WHAT NEEDS TO BE DONE:
Show all lines holding the string "услуг".

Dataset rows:
■ ■ ■
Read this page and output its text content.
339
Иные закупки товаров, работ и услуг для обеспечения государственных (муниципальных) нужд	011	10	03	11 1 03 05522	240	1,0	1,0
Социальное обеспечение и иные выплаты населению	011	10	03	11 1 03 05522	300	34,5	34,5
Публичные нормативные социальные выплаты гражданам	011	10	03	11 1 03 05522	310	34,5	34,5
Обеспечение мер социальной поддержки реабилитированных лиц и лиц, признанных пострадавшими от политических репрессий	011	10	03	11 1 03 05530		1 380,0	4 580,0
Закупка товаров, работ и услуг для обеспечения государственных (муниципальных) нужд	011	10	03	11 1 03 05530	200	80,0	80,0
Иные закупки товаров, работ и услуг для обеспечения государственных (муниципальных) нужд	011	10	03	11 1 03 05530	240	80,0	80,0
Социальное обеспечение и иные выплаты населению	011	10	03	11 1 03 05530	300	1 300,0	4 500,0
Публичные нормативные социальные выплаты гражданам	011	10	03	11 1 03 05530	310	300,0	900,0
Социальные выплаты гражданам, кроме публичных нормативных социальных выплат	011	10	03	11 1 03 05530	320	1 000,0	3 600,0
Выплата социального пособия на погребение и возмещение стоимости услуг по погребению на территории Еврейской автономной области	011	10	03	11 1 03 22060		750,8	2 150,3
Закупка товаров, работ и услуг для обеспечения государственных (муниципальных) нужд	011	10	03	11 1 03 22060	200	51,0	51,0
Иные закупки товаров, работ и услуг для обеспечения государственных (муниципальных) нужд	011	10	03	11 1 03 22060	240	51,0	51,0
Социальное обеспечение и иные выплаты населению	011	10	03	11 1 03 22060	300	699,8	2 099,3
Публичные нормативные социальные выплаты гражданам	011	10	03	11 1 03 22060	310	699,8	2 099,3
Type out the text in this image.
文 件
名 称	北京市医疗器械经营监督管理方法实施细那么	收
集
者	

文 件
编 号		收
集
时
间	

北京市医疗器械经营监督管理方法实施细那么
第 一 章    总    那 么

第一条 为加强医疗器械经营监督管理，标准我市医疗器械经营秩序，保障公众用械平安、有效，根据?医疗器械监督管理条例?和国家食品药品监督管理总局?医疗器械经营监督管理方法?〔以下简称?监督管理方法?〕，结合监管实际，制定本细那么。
■ ■ ■
EXERCISE OUTPUT:
Иные закупки товаров, работ и услуг для обеспечения государственных (муниципальных) нужд	011	10	03	11 1 03 05522	240	1,0	1,0
Закупка товаров, работ и услуг для обеспечения государственных (муниципальных) нужд	011	10	03	11 1 03 05530	200	80,0	80,0
Иные закупки товаров, работ и услуг для обеспечения государственных (муниципальных) нужд	011	10	03	11 1 03 05530	240	80,0	80,0
Выплата социального пособия на погребение и возмещение стоимости услуг по погребению на территории Еврейской автономной области	011	10	03	11 1 03 22060		750,8	2 150,3
Закупка товаров, работ и услуг для обеспечения государственных (муниципальных) нужд	011	10	03	11 1 03 22060	200	51,0	51,0
Иные закупки товаров, работ и услуг для обеспечения государственных (муниципальных) нужд	011	10	03	11 1 03 22060	240	51,0	51,0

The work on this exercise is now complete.